Exercise objective.
From the entries below, list each line with "cases".
+++
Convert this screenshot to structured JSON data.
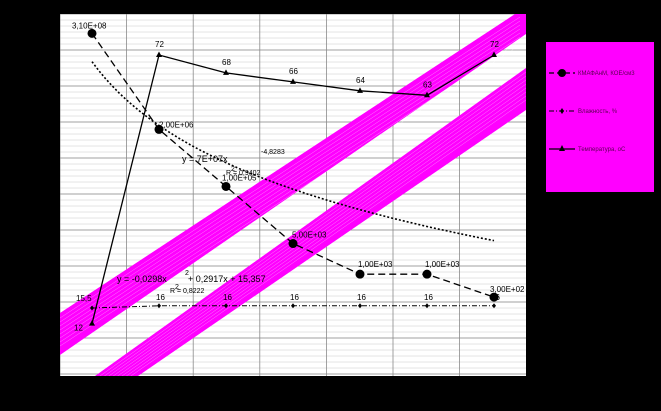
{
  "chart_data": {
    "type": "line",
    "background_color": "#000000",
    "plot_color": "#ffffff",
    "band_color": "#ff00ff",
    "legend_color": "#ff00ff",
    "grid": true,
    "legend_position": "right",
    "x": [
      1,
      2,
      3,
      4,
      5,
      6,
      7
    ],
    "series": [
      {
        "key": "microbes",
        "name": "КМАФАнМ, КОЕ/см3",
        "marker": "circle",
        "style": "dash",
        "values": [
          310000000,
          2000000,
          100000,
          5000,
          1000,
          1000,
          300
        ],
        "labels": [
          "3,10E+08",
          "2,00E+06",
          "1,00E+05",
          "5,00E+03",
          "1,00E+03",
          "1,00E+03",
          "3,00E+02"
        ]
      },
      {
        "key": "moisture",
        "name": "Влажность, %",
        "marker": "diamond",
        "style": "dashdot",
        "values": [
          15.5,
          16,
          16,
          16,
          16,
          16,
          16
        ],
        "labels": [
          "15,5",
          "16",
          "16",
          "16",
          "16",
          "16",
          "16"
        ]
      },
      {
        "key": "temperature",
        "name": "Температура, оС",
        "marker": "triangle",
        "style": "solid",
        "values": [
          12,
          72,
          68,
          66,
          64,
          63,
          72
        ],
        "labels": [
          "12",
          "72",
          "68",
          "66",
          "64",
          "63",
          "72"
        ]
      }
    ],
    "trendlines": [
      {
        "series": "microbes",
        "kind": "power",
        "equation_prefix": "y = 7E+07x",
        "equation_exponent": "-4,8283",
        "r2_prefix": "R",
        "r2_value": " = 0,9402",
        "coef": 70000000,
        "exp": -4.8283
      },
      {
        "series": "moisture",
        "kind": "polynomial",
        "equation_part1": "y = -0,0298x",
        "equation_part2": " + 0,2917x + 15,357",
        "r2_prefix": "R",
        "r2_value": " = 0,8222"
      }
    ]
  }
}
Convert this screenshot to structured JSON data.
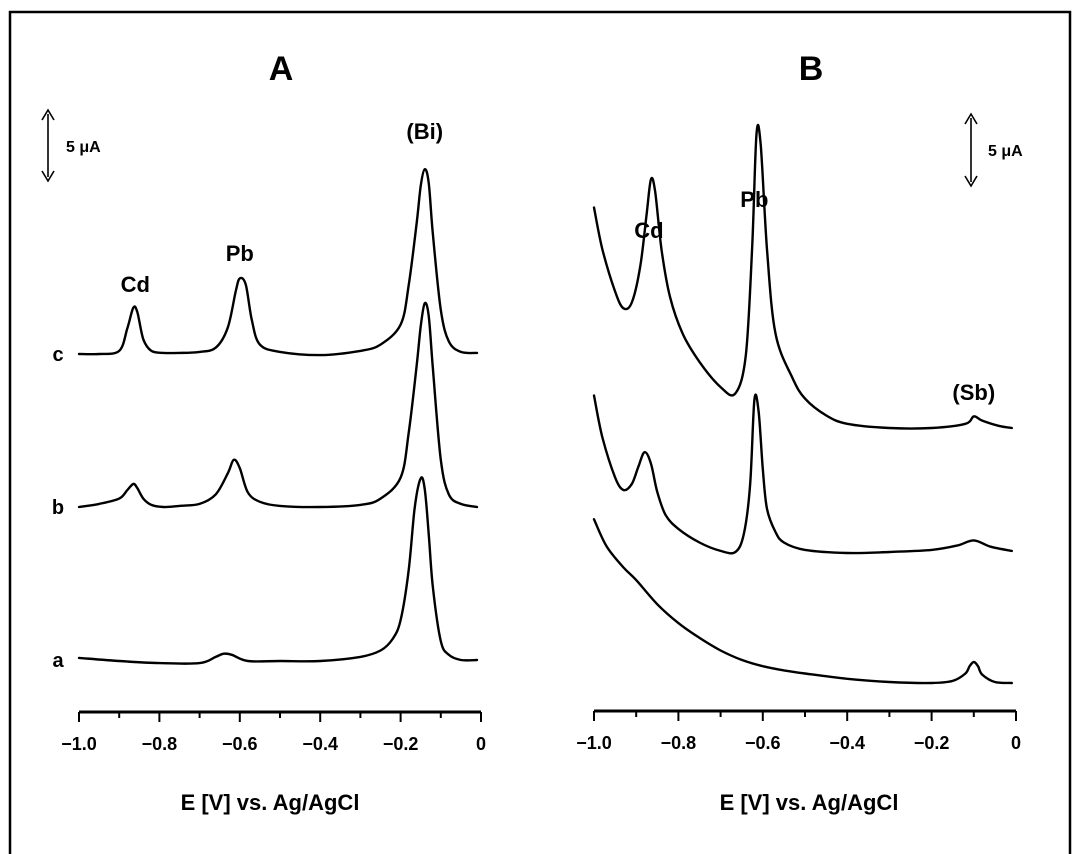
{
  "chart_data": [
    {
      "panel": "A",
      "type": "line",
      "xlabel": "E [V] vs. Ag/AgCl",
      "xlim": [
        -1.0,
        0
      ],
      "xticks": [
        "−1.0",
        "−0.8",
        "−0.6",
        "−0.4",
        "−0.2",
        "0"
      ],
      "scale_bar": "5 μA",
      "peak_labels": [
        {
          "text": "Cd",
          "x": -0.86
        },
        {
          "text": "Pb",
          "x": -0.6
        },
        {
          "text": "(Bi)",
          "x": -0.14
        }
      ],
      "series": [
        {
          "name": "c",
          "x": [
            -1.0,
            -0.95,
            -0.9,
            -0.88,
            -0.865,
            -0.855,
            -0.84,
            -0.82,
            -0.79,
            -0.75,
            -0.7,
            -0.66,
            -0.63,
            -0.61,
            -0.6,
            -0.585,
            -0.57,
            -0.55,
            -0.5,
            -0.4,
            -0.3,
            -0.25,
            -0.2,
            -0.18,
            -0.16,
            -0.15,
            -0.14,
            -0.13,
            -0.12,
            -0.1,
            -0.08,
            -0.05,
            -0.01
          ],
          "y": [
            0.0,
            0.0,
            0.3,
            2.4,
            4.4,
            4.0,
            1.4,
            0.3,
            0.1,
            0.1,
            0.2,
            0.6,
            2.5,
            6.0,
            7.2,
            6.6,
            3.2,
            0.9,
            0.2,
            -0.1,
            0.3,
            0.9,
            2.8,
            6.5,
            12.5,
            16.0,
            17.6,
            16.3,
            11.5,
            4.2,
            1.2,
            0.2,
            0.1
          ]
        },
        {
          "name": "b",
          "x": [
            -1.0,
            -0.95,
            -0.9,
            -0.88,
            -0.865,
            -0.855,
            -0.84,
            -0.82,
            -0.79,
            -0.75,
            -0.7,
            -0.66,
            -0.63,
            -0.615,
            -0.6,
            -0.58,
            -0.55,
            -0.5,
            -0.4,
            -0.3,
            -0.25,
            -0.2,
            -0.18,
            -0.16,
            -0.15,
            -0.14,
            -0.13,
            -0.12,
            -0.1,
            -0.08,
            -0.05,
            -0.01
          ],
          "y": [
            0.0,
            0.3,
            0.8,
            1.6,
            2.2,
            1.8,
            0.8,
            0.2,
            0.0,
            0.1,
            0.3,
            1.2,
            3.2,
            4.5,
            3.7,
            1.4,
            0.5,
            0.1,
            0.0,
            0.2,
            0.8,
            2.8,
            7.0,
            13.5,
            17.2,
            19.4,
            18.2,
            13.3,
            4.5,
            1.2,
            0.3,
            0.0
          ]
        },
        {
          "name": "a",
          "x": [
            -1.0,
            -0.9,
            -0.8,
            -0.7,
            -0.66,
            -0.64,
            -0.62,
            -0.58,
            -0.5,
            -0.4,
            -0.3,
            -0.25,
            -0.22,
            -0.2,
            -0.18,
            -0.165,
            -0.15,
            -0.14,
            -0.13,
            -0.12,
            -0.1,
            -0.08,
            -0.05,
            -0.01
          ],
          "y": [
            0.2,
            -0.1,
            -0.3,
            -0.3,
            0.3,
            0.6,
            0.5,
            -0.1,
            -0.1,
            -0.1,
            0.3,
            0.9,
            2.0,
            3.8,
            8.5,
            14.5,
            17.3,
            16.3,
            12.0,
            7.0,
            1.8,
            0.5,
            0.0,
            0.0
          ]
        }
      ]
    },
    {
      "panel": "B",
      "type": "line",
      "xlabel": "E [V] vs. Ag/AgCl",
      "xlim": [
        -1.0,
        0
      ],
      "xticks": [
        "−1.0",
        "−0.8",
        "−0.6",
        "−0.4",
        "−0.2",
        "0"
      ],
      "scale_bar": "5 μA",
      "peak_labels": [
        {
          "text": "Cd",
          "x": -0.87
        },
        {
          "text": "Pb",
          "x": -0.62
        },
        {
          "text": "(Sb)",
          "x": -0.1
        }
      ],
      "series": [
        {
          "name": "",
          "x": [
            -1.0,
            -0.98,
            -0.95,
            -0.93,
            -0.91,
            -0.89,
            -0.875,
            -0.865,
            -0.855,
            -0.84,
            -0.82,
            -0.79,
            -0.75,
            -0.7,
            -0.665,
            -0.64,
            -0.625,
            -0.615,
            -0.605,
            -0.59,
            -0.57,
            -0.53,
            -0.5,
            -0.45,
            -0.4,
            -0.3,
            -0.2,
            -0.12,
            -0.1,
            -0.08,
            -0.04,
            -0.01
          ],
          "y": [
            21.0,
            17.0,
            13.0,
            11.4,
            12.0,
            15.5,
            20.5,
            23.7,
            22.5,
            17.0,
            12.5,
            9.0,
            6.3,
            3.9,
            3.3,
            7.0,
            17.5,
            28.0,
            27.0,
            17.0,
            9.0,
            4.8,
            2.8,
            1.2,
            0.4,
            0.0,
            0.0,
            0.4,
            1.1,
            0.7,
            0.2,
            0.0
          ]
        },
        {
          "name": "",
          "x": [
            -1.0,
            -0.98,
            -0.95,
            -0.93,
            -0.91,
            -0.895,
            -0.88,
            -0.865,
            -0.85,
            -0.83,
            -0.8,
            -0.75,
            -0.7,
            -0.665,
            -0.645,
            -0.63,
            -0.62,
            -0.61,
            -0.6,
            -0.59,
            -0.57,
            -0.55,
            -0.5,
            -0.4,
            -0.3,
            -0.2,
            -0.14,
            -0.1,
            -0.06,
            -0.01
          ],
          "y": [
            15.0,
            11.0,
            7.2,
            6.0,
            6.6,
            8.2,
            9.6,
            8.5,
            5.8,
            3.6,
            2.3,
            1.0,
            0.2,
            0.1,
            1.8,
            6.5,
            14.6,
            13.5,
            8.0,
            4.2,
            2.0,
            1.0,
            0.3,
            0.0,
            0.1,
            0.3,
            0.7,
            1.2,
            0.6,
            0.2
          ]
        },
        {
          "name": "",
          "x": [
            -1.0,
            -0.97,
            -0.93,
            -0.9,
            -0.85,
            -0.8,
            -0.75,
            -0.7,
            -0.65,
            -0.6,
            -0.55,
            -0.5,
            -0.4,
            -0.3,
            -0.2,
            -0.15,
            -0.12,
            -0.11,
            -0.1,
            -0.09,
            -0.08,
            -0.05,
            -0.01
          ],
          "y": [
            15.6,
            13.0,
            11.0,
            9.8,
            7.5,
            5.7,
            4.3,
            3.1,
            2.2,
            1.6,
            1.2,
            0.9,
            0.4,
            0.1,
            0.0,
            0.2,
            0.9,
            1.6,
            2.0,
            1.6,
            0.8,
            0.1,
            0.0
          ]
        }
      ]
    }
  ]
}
+++
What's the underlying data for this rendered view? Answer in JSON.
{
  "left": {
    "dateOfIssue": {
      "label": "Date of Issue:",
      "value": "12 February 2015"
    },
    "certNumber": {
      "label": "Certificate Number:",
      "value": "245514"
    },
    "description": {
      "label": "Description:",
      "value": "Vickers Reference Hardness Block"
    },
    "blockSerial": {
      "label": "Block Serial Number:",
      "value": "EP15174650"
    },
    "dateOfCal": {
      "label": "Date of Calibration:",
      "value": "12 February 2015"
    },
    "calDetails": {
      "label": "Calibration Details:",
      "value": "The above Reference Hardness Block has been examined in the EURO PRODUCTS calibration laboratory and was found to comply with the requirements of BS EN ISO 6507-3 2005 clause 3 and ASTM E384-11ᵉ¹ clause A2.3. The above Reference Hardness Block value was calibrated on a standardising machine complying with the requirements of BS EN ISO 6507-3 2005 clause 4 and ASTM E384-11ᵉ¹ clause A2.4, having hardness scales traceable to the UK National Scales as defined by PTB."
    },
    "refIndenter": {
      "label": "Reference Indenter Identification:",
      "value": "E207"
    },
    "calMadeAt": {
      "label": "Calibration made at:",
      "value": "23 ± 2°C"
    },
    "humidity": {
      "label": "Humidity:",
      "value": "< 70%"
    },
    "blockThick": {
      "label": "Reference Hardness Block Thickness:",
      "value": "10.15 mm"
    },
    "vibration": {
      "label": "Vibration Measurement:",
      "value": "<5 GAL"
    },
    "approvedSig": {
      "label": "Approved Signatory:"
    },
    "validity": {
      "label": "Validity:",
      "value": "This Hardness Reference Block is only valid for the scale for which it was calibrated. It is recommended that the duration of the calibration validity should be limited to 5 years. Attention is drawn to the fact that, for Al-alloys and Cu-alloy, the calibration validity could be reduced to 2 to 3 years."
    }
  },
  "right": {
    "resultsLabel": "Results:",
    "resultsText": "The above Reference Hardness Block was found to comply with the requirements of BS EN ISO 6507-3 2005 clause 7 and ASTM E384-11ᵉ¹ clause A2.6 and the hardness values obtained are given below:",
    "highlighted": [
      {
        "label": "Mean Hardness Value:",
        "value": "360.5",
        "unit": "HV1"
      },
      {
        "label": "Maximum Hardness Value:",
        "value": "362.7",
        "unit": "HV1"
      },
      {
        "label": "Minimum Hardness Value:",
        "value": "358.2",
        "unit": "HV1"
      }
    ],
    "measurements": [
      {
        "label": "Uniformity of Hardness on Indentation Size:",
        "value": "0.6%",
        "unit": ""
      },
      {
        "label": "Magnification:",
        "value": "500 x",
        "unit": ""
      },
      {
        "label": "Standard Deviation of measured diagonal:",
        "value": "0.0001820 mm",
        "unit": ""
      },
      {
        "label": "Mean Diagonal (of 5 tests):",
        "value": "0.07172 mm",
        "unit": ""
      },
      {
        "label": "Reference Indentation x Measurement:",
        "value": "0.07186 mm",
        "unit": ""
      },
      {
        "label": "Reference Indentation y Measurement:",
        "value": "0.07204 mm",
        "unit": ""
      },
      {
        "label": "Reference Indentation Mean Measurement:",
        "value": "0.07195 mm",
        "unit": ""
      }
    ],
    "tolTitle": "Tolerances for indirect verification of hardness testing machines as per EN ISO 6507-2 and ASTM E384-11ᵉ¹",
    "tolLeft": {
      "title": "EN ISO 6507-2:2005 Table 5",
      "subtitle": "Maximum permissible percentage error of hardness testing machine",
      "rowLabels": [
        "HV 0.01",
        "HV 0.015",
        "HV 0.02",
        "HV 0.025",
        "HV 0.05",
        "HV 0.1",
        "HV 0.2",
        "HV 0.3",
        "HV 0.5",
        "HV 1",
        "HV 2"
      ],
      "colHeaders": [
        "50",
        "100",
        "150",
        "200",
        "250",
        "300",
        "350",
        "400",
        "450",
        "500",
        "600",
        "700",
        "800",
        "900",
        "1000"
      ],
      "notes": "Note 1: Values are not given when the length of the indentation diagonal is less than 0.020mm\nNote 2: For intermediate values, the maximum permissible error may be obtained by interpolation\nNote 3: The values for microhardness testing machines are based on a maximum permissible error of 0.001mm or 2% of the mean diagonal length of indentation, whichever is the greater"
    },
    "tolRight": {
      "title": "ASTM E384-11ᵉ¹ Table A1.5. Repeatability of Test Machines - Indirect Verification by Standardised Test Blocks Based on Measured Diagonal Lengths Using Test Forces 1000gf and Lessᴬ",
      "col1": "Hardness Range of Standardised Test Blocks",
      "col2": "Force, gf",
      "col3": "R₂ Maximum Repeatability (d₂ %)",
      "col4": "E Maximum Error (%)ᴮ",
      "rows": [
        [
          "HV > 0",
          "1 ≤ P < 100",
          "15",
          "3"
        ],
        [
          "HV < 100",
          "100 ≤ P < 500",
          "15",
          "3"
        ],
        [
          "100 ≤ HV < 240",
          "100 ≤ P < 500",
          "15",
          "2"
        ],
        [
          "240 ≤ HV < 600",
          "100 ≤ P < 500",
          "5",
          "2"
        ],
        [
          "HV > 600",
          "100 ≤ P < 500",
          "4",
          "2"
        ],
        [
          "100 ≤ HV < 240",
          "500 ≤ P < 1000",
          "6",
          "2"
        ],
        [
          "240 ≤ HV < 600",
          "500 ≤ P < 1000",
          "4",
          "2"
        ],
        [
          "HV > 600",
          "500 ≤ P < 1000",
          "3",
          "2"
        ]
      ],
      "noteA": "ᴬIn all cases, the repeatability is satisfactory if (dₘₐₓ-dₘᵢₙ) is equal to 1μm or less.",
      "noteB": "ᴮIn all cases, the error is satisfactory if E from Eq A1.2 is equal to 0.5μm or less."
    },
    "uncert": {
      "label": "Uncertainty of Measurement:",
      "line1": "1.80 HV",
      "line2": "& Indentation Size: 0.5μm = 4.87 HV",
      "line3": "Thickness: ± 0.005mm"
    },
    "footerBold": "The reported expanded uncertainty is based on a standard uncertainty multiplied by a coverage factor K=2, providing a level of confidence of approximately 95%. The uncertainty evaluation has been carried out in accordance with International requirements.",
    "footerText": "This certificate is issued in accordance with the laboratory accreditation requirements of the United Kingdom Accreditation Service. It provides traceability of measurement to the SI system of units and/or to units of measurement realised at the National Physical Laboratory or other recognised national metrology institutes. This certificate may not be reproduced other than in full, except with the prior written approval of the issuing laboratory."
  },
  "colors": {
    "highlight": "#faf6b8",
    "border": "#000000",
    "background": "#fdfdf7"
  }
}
+++
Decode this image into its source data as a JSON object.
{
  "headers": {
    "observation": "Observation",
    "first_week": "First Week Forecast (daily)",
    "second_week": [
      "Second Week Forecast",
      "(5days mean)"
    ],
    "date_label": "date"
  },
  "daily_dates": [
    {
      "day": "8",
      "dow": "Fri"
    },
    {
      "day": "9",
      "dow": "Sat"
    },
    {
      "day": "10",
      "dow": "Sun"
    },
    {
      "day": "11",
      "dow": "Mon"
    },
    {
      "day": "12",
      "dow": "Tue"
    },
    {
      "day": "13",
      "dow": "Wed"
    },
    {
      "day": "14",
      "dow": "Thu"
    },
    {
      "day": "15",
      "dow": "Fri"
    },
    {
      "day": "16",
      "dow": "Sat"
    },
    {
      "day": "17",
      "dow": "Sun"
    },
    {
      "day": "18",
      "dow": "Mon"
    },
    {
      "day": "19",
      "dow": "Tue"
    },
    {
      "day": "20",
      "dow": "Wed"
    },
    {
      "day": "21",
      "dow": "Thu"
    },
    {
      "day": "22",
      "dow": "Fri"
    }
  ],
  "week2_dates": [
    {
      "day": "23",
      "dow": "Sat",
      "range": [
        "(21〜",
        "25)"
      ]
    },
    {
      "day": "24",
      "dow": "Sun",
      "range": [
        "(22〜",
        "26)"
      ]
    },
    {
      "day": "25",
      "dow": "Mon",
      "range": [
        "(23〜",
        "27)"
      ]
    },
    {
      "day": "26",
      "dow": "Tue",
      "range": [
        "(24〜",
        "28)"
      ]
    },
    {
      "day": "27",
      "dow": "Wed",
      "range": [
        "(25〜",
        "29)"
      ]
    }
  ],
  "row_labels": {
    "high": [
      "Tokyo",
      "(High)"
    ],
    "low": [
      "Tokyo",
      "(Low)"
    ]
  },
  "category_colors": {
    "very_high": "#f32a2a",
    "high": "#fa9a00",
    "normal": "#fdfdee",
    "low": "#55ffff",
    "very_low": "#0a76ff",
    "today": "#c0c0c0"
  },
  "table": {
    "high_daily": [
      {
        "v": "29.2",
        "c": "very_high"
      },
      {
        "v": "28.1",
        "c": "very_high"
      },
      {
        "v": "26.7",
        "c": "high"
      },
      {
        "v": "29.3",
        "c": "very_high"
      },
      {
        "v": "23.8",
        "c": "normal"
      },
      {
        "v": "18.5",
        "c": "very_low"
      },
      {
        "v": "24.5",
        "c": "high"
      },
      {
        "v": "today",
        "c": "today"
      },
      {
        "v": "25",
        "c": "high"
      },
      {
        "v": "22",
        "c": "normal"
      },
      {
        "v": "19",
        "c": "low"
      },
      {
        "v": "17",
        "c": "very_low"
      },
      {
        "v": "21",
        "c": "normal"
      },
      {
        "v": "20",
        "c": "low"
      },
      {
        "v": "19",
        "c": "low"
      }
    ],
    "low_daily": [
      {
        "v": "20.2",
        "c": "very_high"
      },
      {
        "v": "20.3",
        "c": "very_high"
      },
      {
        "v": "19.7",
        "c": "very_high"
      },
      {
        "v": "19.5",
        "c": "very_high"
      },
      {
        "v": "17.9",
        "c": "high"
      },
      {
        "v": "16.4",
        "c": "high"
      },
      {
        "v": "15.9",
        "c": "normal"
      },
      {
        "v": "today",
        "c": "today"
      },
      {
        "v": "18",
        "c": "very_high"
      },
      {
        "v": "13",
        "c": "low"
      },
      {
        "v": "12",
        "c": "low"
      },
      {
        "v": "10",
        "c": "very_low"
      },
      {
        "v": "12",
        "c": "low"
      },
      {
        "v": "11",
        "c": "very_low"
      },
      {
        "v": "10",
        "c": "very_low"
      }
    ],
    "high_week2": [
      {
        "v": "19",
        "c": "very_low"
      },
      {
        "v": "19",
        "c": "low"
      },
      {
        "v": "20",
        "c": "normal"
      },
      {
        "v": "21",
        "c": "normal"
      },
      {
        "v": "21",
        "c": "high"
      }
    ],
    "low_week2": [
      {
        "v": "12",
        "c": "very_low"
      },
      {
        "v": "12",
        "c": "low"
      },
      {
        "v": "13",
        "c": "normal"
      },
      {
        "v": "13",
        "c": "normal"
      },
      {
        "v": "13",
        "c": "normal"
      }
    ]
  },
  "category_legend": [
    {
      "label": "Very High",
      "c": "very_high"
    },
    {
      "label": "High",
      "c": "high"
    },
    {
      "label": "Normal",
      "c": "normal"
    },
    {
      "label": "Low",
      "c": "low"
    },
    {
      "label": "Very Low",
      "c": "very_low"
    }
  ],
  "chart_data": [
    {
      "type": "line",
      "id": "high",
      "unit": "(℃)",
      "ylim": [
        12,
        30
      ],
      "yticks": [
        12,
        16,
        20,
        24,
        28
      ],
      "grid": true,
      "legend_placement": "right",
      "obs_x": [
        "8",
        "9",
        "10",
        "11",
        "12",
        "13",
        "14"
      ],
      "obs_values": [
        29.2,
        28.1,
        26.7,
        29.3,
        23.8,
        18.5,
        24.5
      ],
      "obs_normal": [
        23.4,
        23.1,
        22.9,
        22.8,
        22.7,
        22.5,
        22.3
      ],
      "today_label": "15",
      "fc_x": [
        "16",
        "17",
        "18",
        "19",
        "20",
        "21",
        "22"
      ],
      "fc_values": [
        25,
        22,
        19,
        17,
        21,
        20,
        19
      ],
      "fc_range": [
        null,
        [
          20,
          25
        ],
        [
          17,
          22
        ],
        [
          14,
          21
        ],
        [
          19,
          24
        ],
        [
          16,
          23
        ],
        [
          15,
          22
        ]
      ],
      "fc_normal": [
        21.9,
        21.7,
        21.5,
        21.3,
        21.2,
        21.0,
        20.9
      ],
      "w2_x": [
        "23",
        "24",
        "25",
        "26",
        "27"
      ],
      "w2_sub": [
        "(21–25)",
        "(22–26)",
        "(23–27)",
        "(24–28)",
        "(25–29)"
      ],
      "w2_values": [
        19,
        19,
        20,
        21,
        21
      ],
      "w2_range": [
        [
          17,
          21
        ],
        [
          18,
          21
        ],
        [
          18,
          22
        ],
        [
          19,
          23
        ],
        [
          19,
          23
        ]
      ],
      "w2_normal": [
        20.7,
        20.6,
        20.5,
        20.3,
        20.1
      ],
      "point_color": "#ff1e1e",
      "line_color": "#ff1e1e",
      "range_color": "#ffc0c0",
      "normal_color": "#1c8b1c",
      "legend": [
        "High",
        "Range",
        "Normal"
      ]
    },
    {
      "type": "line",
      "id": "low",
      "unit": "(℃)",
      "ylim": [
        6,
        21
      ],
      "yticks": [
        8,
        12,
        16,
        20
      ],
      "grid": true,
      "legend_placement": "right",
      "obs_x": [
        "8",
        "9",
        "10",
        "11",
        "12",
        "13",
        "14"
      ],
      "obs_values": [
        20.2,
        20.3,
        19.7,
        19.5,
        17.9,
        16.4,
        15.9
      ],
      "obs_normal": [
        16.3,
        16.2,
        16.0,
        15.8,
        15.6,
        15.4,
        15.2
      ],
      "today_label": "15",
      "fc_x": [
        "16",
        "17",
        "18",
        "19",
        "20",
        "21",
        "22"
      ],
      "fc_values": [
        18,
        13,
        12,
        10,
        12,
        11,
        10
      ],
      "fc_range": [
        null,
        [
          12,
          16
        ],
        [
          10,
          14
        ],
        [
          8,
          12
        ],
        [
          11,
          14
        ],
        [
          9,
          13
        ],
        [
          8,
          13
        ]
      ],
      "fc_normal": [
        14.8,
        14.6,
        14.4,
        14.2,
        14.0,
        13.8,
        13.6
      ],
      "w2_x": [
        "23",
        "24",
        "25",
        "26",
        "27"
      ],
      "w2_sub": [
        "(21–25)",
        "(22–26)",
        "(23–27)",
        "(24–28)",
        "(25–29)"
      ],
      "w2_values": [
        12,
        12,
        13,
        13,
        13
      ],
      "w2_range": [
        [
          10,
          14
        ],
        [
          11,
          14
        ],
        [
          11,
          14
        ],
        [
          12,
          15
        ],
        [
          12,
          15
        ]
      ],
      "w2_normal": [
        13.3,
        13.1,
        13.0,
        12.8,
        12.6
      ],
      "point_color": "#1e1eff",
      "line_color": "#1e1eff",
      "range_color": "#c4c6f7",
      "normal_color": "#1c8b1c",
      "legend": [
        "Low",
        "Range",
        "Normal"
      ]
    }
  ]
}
+++
Result for this exercise.
      "noteA": "ᴬIn all cases, the repeatability is satisfactory if (dₘₐₓ-dₘᵢₙ) is equal to 1μm or less.",
      "noteB": "ᴮIn all cases, the error is satisfactory if E from Eq A1.2 is equal to 0.5μm or less."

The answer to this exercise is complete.